* WHAT YOU SHOULD DO: Return the line containing "Read this page and output its text content." and all lines after it exactly; stop at the end of the material.

------------------------------------------------------------------------

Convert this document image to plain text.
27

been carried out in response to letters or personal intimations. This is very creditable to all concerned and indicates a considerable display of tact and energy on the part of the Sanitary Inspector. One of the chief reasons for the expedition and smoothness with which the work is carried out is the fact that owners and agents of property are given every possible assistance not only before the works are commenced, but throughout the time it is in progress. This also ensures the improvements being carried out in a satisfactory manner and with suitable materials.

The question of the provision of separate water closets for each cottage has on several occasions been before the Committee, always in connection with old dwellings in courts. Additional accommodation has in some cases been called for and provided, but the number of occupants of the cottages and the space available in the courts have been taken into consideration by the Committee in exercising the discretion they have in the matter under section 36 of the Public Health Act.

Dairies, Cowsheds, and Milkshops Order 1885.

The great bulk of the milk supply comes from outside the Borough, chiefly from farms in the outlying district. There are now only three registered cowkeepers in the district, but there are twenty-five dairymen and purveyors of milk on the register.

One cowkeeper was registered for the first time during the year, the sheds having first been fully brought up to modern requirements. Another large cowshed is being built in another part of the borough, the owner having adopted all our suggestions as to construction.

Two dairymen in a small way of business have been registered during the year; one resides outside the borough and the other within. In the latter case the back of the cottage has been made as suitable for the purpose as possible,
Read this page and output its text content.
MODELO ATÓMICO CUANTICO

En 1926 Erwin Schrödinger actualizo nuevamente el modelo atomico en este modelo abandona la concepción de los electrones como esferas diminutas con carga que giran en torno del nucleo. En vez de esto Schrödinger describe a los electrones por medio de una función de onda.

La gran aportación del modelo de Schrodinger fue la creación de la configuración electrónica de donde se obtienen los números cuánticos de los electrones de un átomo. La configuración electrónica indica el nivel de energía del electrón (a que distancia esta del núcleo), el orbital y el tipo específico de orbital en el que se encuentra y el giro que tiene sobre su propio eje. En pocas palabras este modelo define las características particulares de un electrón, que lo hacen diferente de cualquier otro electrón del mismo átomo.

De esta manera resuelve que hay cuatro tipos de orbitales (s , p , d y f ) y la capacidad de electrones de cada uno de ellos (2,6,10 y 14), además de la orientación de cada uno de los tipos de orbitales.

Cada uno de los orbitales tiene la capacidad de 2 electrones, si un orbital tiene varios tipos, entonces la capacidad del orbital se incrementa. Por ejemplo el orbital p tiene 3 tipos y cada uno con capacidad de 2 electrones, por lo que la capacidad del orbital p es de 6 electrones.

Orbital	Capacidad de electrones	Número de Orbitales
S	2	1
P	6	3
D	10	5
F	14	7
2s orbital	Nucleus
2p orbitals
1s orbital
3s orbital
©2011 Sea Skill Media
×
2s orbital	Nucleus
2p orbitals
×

------------------------------------------------------------------------

* COMPLETED EXERCISE:
Read this page and output its text content.
MODELO ATÓMICO CUANTICO

En 1926 Erwin Schrödinger actualizo nuevamente el modelo atomico en este modelo abandona la concepción de los electrones como esferas diminutas con carga que giran en torno del nucleo. En vez de esto Schrödinger describe a los electrones por medio de una función de onda.

La gran aportación del modelo de Schrodinger fue la creación de la configuración electrónica de donde se obtienen los números cuánticos de los electrones de un átomo. La configuración electrónica indica el nivel de energía del electrón (a que distancia esta del núcleo), el orbital y el tipo específico de orbital en el que se encuentra y el giro que tiene sobre su propio eje. En pocas palabras este modelo define las características particulares de un electrón, que lo hacen diferente de cualquier otro electrón del mismo átomo.

De esta manera resuelve que hay cuatro tipos de orbitales (s , p , d y f ) y la capacidad de electrones de cada uno de ellos (2,6,10 y 14), además de la orientación de cada uno de los tipos de orbitales.

Cada uno de los orbitales tiene la capacidad de 2 electrones, si un orbital tiene varios tipos, entonces la capacidad del orbital se incrementa. Por ejemplo el orbital p tiene 3 tipos y cada uno con capacidad de 2 electrones, por lo que la capacidad del orbital p es de 6 electrones.

Orbital	Capacidad de electrones	Número de Orbitales
S	2	1
P	6	3
D	10	5
F	14	7
2s orbital	Nucleus
2p orbitals
1s orbital
3s orbital
©2011 Sea Skill Media
×
2s orbital	Nucleus
2p orbitals
×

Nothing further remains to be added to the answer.